━━━ RECORD EXCERPTS
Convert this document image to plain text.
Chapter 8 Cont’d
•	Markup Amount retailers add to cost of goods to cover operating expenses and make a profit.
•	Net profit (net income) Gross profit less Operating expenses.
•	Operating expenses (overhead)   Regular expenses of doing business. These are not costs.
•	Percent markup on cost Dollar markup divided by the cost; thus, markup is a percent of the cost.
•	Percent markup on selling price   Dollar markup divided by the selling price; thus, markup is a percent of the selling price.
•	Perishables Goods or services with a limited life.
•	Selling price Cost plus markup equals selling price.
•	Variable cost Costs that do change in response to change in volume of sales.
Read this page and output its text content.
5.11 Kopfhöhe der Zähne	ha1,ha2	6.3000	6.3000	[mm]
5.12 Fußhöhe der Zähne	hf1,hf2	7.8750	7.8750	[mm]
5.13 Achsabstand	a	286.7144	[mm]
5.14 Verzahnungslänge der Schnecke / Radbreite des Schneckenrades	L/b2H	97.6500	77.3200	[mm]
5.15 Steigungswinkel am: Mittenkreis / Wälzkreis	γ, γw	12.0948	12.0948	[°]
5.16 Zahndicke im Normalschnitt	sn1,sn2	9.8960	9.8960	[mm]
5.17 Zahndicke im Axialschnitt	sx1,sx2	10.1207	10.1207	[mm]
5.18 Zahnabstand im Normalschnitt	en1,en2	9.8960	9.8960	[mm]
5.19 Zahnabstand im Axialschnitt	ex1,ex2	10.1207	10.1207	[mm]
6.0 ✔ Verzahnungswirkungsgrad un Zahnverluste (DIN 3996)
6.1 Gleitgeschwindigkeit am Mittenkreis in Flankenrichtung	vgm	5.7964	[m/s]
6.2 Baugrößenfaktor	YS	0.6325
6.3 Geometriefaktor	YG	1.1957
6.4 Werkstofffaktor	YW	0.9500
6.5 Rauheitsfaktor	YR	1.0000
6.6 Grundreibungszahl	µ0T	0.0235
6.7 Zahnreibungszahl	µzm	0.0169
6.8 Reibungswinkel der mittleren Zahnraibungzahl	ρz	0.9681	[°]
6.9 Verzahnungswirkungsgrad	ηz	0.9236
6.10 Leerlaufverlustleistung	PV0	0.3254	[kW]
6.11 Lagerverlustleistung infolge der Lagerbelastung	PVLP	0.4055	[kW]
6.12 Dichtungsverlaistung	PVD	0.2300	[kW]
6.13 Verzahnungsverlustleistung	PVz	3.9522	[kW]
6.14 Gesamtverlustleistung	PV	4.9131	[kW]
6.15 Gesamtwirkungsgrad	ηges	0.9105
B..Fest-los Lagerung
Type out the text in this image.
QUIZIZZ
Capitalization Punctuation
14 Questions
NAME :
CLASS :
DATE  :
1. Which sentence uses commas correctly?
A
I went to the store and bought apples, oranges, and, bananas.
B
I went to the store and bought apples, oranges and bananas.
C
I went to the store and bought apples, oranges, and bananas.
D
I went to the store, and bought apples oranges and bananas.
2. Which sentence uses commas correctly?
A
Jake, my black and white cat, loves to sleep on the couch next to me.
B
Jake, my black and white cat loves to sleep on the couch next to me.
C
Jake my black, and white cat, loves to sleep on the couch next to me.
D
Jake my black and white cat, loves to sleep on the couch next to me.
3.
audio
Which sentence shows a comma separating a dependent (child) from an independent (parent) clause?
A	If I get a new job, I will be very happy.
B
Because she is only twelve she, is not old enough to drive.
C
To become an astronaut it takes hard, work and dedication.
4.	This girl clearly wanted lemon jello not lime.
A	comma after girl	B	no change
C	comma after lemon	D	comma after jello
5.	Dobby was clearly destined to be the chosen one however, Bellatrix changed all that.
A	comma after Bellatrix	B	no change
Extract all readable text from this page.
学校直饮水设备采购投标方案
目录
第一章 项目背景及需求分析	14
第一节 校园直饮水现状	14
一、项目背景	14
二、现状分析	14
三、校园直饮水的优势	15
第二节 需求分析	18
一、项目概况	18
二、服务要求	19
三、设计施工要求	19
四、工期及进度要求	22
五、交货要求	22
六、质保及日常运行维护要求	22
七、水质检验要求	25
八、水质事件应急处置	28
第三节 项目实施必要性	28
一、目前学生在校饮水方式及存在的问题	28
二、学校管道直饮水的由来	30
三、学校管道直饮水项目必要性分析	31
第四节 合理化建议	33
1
━━━━━━
[DIRECTION] Report each line in the preceding entries that holds the string "clearly".

[CORRECT OUTPUT]
4.	This girl clearly wanted lemon jello not lime.
5.	Dobby was clearly destined to be the chosen one however, Bellatrix changed all that.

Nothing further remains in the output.